*** TASK INPUT ***
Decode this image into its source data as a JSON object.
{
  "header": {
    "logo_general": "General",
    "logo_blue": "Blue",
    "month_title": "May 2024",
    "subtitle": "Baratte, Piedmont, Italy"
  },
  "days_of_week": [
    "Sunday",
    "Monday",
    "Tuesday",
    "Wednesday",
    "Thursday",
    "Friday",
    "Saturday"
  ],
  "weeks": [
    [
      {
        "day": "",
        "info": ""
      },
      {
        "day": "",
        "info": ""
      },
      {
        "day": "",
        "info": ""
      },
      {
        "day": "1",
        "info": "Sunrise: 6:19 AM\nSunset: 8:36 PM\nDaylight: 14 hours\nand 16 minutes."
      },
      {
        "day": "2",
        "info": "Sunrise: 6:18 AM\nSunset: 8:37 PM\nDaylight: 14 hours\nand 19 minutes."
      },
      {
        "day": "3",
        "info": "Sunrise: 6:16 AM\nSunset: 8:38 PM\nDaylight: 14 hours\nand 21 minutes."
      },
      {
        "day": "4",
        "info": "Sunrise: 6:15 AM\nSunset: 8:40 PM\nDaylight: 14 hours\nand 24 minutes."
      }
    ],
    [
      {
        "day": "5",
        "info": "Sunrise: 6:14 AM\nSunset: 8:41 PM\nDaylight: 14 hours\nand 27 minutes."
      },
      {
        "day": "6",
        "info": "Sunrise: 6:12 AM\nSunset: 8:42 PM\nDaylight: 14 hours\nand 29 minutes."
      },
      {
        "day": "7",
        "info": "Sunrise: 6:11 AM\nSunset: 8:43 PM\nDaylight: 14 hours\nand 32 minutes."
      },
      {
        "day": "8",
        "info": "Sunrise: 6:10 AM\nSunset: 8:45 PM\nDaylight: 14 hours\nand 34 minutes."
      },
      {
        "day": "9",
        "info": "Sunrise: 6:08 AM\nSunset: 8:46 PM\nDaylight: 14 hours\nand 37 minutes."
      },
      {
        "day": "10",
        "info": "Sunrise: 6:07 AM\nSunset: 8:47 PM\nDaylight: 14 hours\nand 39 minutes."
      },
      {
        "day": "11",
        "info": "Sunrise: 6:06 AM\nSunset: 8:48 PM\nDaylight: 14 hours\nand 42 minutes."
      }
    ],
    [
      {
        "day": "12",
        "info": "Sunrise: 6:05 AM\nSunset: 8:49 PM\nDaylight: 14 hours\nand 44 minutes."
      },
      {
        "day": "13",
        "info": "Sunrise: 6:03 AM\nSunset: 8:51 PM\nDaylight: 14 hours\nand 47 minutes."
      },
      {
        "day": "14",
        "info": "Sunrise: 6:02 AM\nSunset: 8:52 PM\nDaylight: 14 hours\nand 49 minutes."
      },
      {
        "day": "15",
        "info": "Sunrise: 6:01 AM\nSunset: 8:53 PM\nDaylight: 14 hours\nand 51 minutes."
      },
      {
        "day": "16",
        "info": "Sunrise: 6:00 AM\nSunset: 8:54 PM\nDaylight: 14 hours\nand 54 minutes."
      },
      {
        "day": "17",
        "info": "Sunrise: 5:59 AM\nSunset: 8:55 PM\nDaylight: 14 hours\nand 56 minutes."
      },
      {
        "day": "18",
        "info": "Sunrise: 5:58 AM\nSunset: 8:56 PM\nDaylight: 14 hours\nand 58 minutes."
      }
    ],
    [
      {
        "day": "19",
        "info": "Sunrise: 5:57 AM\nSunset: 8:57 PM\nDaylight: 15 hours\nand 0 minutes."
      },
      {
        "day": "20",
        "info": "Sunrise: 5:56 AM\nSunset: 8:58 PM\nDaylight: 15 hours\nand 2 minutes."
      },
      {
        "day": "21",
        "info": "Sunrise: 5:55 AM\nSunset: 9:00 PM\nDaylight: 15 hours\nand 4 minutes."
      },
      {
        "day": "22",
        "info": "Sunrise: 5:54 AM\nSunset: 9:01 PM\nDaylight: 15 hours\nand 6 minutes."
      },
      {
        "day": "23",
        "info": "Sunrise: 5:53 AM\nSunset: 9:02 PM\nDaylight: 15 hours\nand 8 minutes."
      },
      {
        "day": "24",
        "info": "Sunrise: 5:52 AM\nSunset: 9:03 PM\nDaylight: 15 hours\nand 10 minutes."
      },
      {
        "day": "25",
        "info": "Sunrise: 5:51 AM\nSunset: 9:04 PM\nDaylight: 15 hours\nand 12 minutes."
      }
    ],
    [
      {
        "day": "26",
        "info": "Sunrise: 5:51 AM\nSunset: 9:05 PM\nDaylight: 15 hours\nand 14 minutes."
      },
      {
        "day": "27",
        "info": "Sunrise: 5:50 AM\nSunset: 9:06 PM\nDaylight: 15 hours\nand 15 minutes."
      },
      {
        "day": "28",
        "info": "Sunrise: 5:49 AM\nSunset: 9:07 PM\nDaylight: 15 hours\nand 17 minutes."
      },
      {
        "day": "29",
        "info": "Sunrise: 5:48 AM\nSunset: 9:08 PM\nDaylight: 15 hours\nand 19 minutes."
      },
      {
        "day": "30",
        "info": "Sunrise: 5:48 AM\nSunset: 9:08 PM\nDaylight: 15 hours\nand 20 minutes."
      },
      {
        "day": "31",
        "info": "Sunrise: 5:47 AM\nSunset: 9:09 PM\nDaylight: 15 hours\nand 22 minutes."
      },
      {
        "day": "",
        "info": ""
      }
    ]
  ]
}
***
## [EXERCISE BRIEF]
Exactly reproduce all of the entries.

## [RESULT FOR THIS TASK]
Decode this image into its source data as a JSON object.
{
  "header": {
    "logo_general": "General",
    "logo_blue": "Blue",
    "month_title": "May 2024",
    "subtitle": "Baratte, Piedmont, Italy"
  },
  "days_of_week": [
    "Sunday",
    "Monday",
    "Tuesday",
    "Wednesday",
    "Thursday",
    "Friday",
    "Saturday"
  ],
  "weeks": [
    [
      {
        "day": "",
        "info": ""
      },
      {
        "day": "",
        "info": ""
      },
      {
        "day": "",
        "info": ""
      },
      {
        "day": "1",
        "info": "Sunrise: 6:19 AM\nSunset: 8:36 PM\nDaylight: 14 hours\nand 16 minutes."
      },
      {
        "day": "2",
        "info": "Sunrise: 6:18 AM\nSunset: 8:37 PM\nDaylight: 14 hours\nand 19 minutes."
      },
      {
        "day": "3",
        "info": "Sunrise: 6:16 AM\nSunset: 8:38 PM\nDaylight: 14 hours\nand 21 minutes."
      },
      {
        "day": "4",
        "info": "Sunrise: 6:15 AM\nSunset: 8:40 PM\nDaylight: 14 hours\nand 24 minutes."
      }
    ],
    [
      {
        "day": "5",
        "info": "Sunrise: 6:14 AM\nSunset: 8:41 PM\nDaylight: 14 hours\nand 27 minutes."
      },
      {
        "day": "6",
        "info": "Sunrise: 6:12 AM\nSunset: 8:42 PM\nDaylight: 14 hours\nand 29 minutes."
      },
      {
        "day": "7",
        "info": "Sunrise: 6:11 AM\nSunset: 8:43 PM\nDaylight: 14 hours\nand 32 minutes."
      },
      {
        "day": "8",
        "info": "Sunrise: 6:10 AM\nSunset: 8:45 PM\nDaylight: 14 hours\nand 34 minutes."
      },
      {
        "day": "9",
        "info": "Sunrise: 6:08 AM\nSunset: 8:46 PM\nDaylight: 14 hours\nand 37 minutes."
      },
      {
        "day": "10",
        "info": "Sunrise: 6:07 AM\nSunset: 8:47 PM\nDaylight: 14 hours\nand 39 minutes."
      },
      {
        "day": "11",
        "info": "Sunrise: 6:06 AM\nSunset: 8:48 PM\nDaylight: 14 hours\nand 42 minutes."
      }
    ],
    [
      {
        "day": "12",
        "info": "Sunrise: 6:05 AM\nSunset: 8:49 PM\nDaylight: 14 hours\nand 44 minutes."
      },
      {
        "day": "13",
        "info": "Sunrise: 6:03 AM\nSunset: 8:51 PM\nDaylight: 14 hours\nand 47 minutes."
      },
      {
        "day": "14",
        "info": "Sunrise: 6:02 AM\nSunset: 8:52 PM\nDaylight: 14 hours\nand 49 minutes."
      },
      {
        "day": "15",
        "info": "Sunrise: 6:01 AM\nSunset: 8:53 PM\nDaylight: 14 hours\nand 51 minutes."
      },
      {
        "day": "16",
        "info": "Sunrise: 6:00 AM\nSunset: 8:54 PM\nDaylight: 14 hours\nand 54 minutes."
      },
      {
        "day": "17",
        "info": "Sunrise: 5:59 AM\nSunset: 8:55 PM\nDaylight: 14 hours\nand 56 minutes."
      },
      {
        "day": "18",
        "info": "Sunrise: 5:58 AM\nSunset: 8:56 PM\nDaylight: 14 hours\nand 58 minutes."
      }
    ],
    [
      {
        "day": "19",
        "info": "Sunrise: 5:57 AM\nSunset: 8:57 PM\nDaylight: 15 hours\nand 0 minutes."
      },
      {
        "day": "20",
        "info": "Sunrise: 5:56 AM\nSunset: 8:58 PM\nDaylight: 15 hours\nand 2 minutes."
      },
      {
        "day": "21",
        "info": "Sunrise: 5:55 AM\nSunset: 9:00 PM\nDaylight: 15 hours\nand 4 minutes."
      },
      {
        "day": "22",
        "info": "Sunrise: 5:54 AM\nSunset: 9:01 PM\nDaylight: 15 hours\nand 6 minutes."
      },
      {
        "day": "23",
        "info": "Sunrise: 5:53 AM\nSunset: 9:02 PM\nDaylight: 15 hours\nand 8 minutes."
      },
      {
        "day": "24",
        "info": "Sunrise: 5:52 AM\nSunset: 9:03 PM\nDaylight: 15 hours\nand 10 minutes."
      },
      {
        "day": "25",
        "info": "Sunrise: 5:51 AM\nSunset: 9:04 PM\nDaylight: 15 hours\nand 12 minutes."
      }
    ],
    [
      {
        "day": "26",
        "info": "Sunrise: 5:51 AM\nSunset: 9:05 PM\nDaylight: 15 hours\nand 14 minutes."
      },
      {
        "day": "27",
        "info": "Sunrise: 5:50 AM\nSunset: 9:06 PM\nDaylight: 15 hours\nand 15 minutes."
      },
      {
        "day": "28",
        "info": "Sunrise: 5:49 AM\nSunset: 9:07 PM\nDaylight: 15 hours\nand 17 minutes."
      },
      {
        "day": "29",
        "info": "Sunrise: 5:48 AM\nSunset: 9:08 PM\nDaylight: 15 hours\nand 19 minutes."
      },
      {
        "day": "30",
        "info": "Sunrise: 5:48 AM\nSunset: 9:08 PM\nDaylight: 15 hours\nand 20 minutes."
      },
      {
        "day": "31",
        "info": "Sunrise: 5:47 AM\nSunset: 9:09 PM\nDaylight: 15 hours\nand 22 minutes."
      },
      {
        "day": "",
        "info": ""
      }
    ]
  ]
}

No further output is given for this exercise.